> [RECORDS TO USE]
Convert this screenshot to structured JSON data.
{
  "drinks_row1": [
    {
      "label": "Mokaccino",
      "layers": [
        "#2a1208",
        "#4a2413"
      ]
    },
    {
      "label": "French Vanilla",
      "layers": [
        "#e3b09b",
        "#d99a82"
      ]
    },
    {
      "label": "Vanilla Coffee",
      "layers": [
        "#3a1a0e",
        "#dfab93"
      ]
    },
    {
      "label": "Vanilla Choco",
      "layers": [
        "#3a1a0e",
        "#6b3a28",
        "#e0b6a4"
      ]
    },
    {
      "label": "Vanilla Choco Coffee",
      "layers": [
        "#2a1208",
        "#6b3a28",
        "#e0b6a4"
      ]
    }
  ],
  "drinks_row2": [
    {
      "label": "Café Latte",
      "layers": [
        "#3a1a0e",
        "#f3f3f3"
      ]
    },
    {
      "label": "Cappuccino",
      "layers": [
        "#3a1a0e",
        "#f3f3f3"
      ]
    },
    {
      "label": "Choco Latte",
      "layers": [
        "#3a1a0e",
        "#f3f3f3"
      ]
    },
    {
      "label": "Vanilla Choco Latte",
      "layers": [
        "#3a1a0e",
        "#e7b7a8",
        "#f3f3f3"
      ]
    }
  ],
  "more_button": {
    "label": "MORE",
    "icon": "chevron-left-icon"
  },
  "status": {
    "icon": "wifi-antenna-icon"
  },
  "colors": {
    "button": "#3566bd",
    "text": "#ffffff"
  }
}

> [EXERCISE REQUIREMENTS] Copy each line of the listing that holds the word "icon".

> [RESPONSE TO THE TASK]
    "icon": "chevron-left-icon"
    "icon": "wifi-antenna-icon"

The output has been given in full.